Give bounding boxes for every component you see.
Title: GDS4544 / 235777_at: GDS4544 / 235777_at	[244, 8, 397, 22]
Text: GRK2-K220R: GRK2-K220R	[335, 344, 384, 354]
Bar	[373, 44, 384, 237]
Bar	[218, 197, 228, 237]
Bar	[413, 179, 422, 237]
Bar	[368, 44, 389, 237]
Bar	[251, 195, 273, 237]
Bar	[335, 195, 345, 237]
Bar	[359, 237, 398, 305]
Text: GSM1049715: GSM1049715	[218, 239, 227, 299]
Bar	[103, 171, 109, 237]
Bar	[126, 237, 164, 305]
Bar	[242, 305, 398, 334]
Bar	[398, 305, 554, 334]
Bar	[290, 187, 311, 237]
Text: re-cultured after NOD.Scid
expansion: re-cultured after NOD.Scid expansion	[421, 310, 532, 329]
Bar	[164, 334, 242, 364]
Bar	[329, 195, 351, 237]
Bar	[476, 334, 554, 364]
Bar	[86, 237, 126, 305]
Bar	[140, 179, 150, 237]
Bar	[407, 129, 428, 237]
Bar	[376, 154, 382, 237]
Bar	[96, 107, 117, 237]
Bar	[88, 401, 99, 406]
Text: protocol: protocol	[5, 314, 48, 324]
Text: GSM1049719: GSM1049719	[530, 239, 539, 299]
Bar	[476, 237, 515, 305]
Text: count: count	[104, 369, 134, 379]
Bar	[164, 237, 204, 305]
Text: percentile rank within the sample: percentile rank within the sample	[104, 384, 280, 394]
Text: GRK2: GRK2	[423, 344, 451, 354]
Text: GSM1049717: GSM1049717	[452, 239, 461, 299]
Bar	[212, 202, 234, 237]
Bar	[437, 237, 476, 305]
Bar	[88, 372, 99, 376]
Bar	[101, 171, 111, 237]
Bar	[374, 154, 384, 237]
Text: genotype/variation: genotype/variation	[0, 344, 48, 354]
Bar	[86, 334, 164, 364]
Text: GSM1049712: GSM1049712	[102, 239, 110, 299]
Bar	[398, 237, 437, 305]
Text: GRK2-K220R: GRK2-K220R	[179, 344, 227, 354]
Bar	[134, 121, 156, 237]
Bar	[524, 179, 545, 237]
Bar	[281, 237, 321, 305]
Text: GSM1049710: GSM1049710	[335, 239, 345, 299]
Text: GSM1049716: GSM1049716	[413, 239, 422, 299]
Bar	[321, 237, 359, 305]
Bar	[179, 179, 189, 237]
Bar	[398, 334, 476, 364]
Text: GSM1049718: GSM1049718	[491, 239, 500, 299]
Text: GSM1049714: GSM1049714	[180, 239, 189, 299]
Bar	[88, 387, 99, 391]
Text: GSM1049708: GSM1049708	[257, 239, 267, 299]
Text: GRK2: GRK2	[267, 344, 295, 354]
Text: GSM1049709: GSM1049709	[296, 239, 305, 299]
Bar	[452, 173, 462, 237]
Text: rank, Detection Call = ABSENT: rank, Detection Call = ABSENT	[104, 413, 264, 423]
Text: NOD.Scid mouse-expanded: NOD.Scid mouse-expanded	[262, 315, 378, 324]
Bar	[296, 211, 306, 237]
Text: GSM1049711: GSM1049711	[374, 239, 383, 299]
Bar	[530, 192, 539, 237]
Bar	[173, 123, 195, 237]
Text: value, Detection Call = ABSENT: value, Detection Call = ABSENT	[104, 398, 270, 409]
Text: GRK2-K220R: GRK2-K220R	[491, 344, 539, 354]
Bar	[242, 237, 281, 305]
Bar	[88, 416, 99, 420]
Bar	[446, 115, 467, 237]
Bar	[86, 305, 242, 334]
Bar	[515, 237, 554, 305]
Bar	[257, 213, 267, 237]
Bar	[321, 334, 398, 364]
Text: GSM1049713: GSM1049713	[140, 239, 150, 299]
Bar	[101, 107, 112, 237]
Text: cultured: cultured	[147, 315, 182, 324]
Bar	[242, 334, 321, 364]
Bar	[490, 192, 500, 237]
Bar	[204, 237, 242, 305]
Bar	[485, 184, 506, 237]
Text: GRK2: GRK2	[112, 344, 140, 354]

****************************************

__Exercise aim__: Copy the records word for word, from their first line through the line that contains "44, 389, 237]", including both of those lines.

__Full solution__:
Give bounding boxes for every component you see.
Title: GDS4544 / 235777_at: GDS4544 / 235777_at	[244, 8, 397, 22]
Text: GRK2-K220R: GRK2-K220R	[335, 344, 384, 354]
Bar	[373, 44, 384, 237]
Bar	[218, 197, 228, 237]
Bar	[413, 179, 422, 237]
Bar	[368, 44, 389, 237]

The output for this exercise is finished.